## RAW RECORDS
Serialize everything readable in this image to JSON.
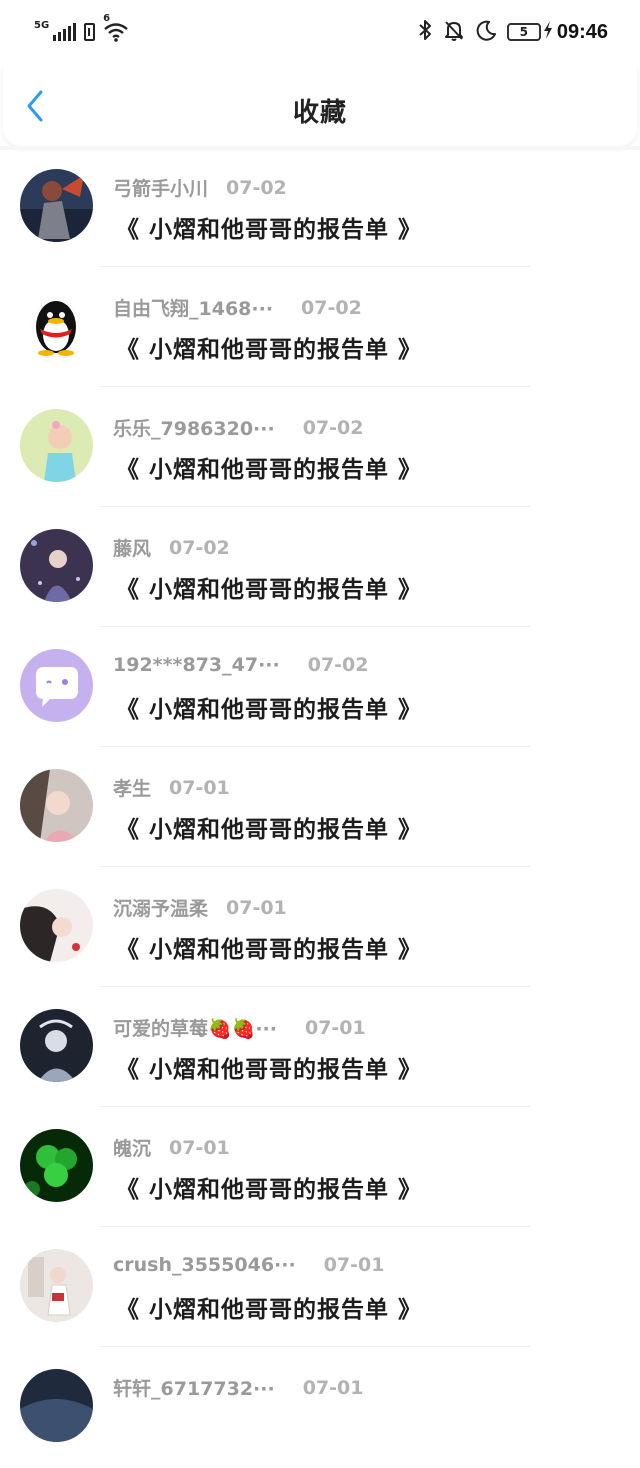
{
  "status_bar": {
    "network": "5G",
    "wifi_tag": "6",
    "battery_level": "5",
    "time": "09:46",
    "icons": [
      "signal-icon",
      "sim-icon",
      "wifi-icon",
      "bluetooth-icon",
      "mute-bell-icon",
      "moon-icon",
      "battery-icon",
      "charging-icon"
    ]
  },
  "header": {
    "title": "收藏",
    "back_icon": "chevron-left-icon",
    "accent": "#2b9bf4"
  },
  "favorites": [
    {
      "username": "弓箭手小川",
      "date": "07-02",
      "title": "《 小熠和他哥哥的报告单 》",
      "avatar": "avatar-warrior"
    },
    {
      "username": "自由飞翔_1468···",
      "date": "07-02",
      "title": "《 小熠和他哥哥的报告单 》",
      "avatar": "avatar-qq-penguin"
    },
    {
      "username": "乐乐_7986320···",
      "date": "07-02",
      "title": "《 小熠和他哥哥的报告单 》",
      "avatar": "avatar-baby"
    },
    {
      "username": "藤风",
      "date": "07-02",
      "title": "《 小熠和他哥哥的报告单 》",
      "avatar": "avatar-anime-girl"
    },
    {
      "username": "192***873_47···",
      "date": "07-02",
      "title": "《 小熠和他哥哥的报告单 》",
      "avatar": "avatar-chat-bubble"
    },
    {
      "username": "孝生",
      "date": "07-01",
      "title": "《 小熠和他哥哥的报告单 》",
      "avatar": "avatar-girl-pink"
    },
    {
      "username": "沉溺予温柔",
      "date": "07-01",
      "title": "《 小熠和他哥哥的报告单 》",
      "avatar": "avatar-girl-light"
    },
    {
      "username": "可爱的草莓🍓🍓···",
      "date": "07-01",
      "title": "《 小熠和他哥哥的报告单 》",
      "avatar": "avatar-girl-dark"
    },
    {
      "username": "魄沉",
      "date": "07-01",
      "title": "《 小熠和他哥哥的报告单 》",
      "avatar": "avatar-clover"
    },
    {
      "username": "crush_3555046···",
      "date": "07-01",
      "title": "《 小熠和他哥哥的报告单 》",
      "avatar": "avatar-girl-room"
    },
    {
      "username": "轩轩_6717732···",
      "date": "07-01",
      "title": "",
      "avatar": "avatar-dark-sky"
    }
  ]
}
---
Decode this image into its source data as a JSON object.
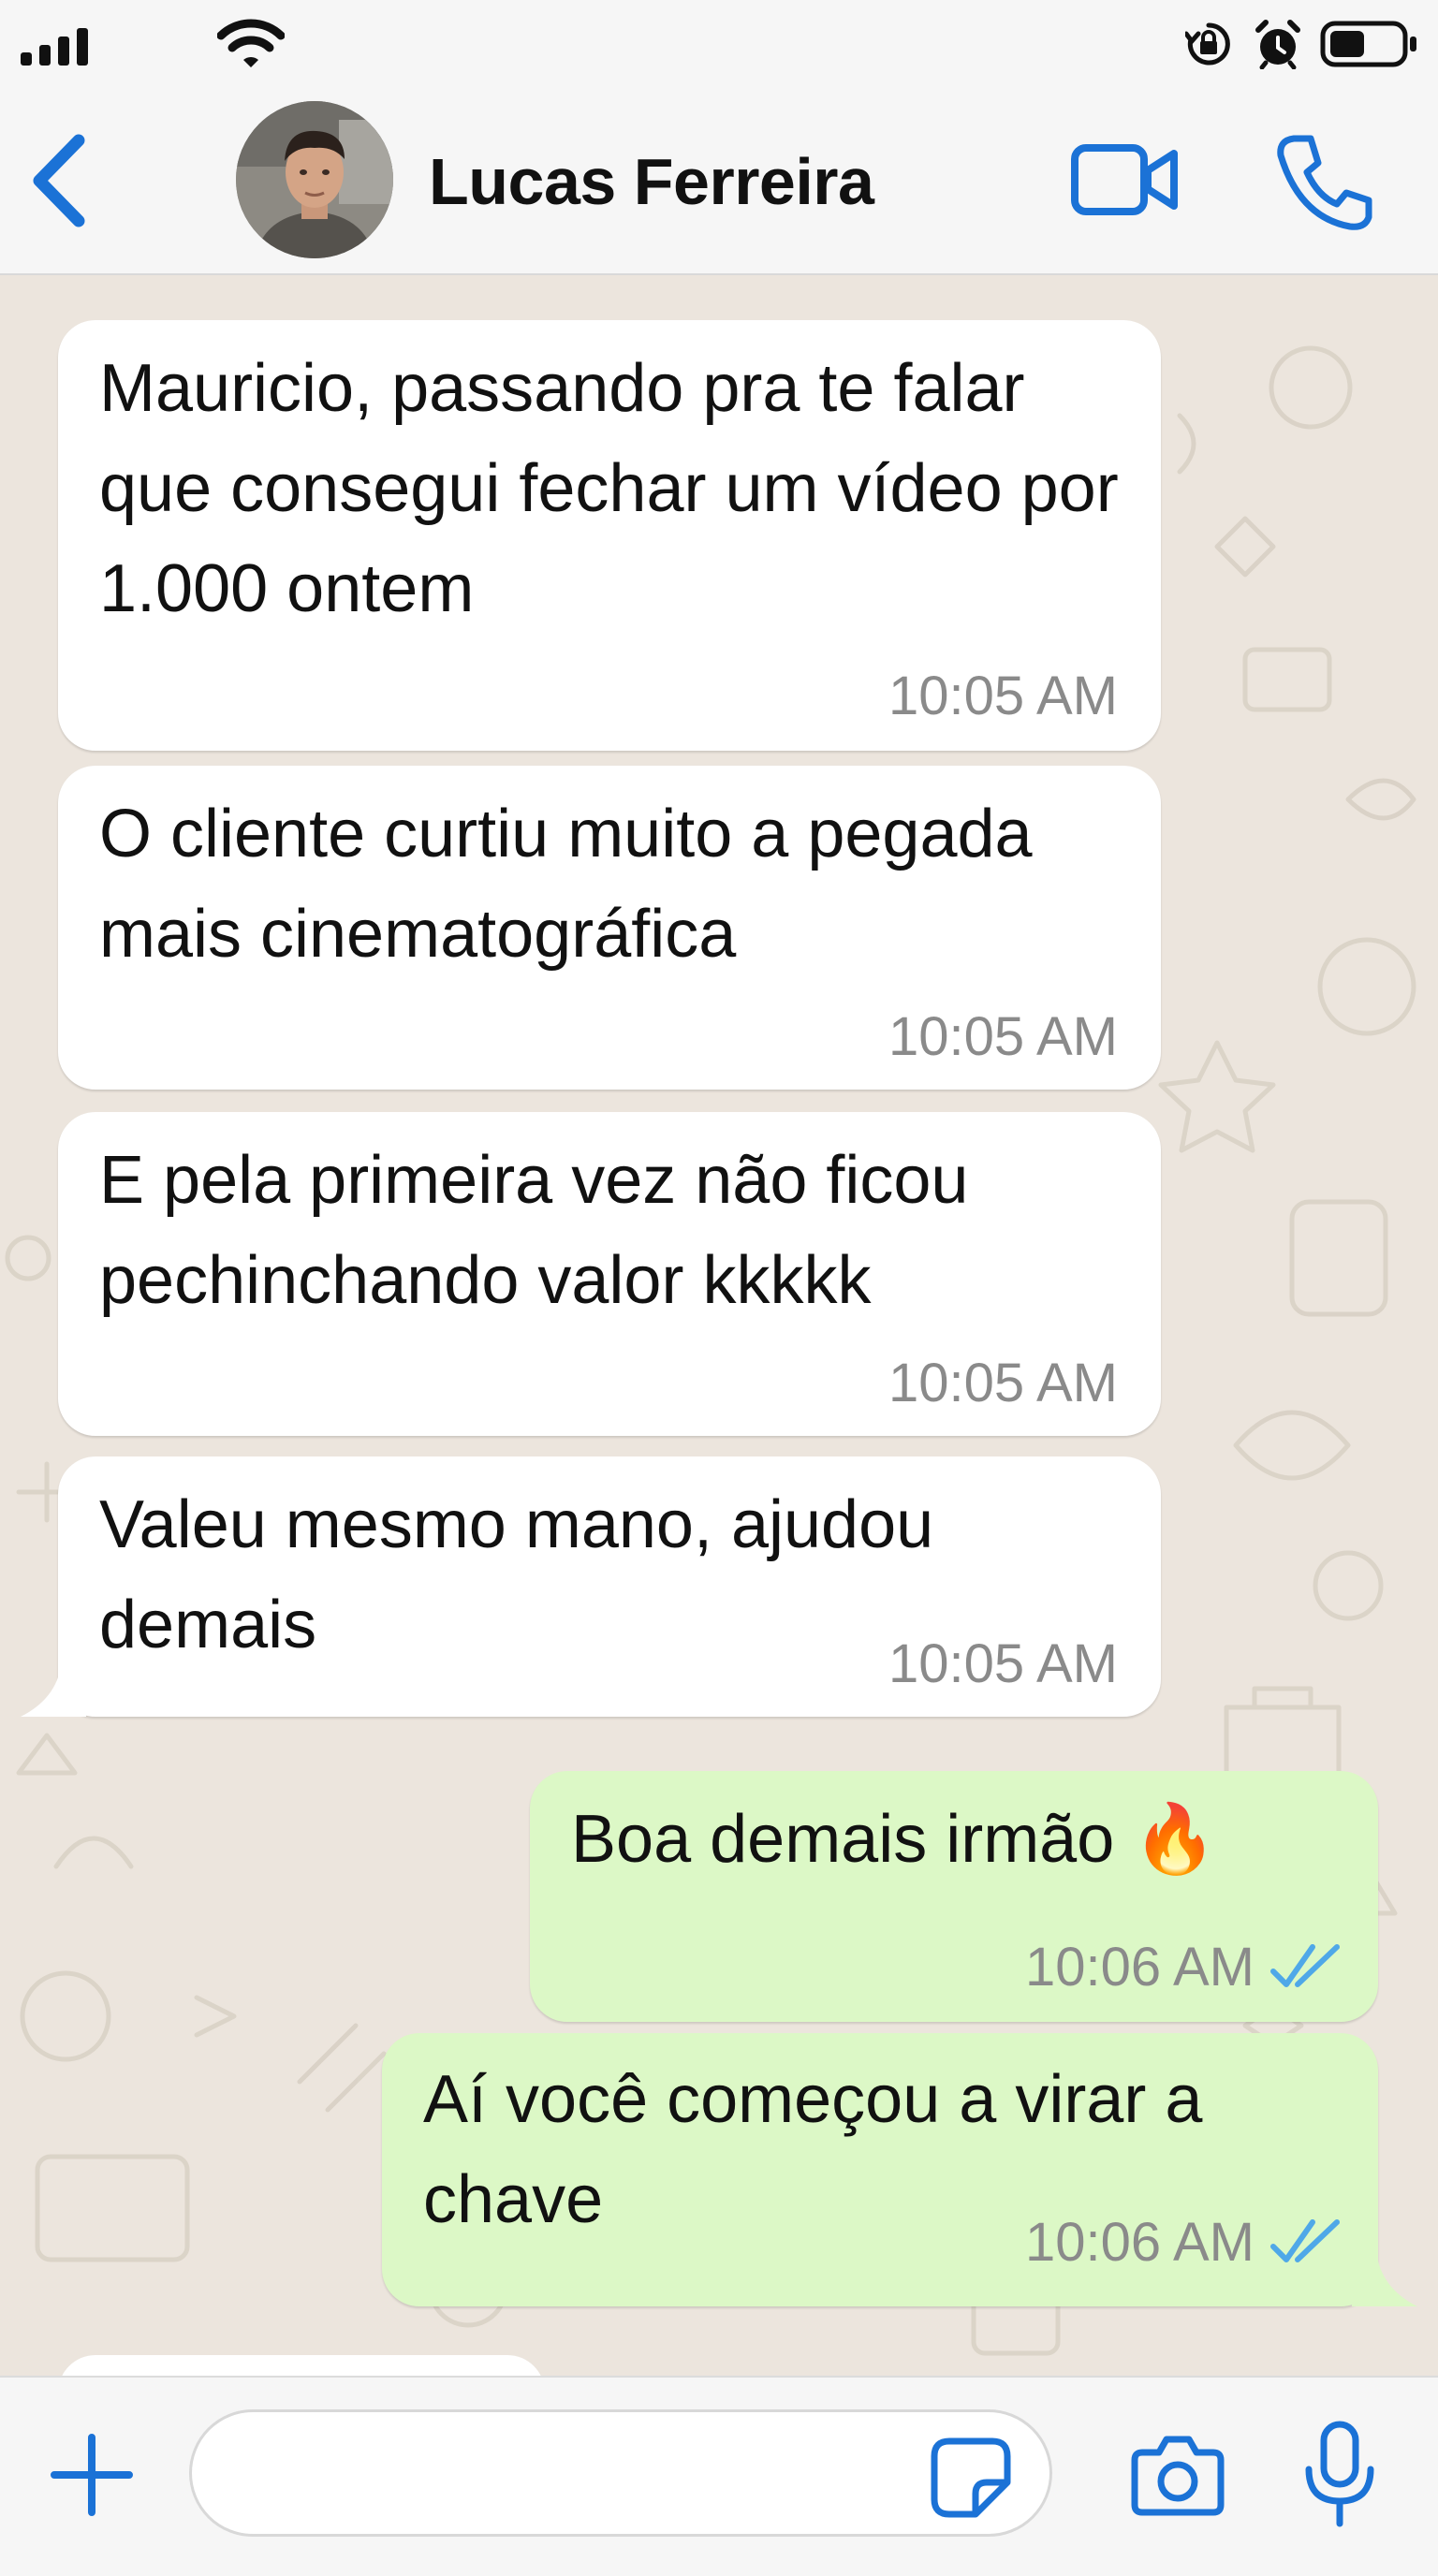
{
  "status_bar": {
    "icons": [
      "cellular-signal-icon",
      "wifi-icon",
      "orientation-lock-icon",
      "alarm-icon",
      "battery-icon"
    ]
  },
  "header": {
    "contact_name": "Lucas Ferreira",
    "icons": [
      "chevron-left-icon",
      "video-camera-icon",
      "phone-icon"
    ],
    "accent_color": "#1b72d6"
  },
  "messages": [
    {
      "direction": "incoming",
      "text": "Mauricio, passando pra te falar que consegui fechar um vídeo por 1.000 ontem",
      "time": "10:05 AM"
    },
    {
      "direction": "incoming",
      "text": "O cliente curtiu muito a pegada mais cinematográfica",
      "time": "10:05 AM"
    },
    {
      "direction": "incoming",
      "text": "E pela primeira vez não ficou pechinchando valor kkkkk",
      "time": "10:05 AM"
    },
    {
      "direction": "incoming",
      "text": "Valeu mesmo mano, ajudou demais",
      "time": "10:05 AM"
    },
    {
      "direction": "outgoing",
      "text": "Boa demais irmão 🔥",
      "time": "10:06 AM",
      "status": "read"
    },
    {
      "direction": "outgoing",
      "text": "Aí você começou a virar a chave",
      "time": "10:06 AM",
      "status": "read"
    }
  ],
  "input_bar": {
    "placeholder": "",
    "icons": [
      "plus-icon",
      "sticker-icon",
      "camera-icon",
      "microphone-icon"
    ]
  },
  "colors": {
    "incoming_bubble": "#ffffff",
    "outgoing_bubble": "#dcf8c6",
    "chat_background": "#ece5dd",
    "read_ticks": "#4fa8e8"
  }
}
---
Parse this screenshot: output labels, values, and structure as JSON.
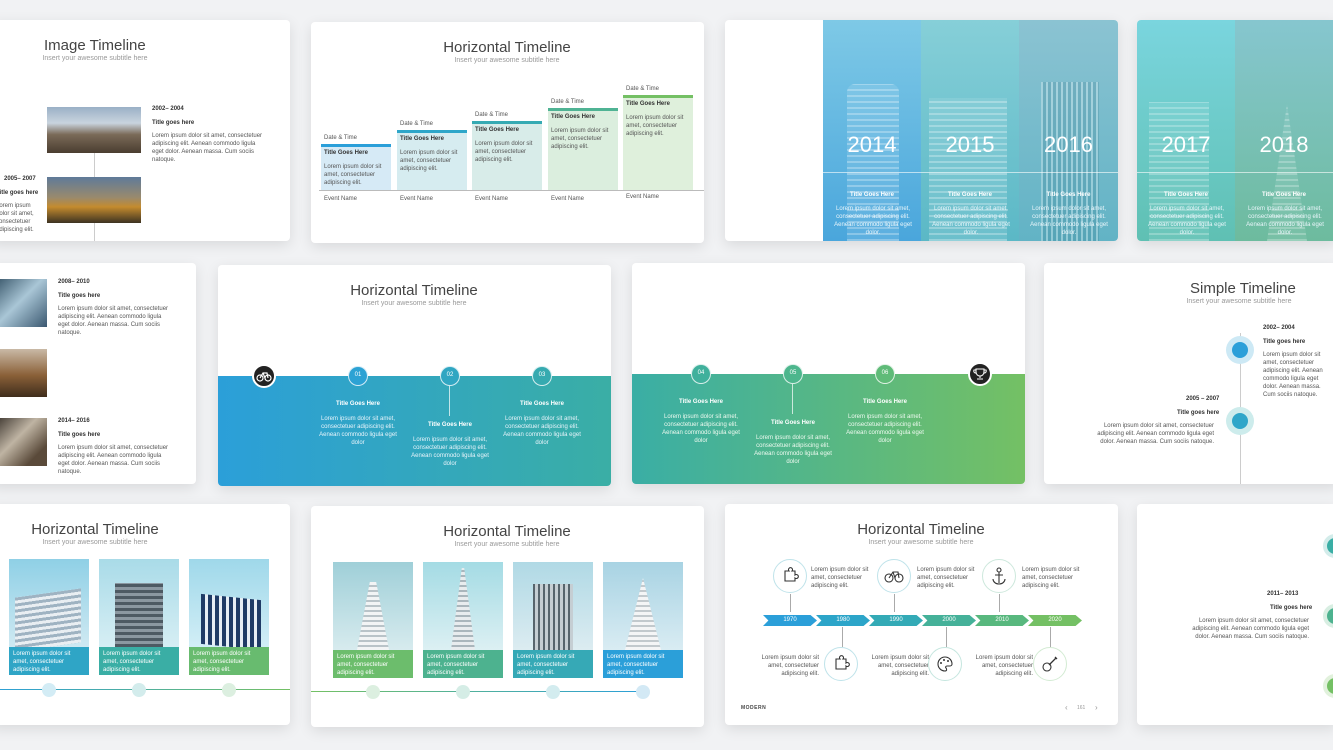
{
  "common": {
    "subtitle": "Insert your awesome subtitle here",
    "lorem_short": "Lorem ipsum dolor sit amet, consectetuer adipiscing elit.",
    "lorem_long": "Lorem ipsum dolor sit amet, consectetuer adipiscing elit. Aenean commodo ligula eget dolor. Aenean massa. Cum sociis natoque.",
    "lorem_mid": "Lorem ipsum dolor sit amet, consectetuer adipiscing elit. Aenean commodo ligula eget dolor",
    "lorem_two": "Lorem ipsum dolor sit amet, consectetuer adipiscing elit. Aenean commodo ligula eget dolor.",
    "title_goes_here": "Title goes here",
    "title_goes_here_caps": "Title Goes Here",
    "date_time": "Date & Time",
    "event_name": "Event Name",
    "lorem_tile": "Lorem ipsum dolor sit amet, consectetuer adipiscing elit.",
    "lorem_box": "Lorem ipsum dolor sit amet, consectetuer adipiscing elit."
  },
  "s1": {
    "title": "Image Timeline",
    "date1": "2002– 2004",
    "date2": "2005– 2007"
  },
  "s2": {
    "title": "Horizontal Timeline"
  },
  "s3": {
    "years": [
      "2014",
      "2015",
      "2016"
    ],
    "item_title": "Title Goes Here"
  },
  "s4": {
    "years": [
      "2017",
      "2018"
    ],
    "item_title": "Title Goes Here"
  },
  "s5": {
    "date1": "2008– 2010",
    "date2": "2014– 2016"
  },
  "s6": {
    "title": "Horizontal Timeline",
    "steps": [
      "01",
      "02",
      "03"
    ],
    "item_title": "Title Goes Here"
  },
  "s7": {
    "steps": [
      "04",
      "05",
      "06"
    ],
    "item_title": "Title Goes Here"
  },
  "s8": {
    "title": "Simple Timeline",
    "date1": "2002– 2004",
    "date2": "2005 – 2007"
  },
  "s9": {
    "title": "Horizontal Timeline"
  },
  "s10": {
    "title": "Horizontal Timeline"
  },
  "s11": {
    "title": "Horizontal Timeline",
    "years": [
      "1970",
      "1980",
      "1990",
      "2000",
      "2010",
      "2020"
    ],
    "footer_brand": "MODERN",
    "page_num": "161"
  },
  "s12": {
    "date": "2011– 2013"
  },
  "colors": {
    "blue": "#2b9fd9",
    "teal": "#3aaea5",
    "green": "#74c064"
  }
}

## BRIEF
Your answer should be a single number: the count of lines that contain "username".

## SOLUTION FOR THIS EXERCISE
11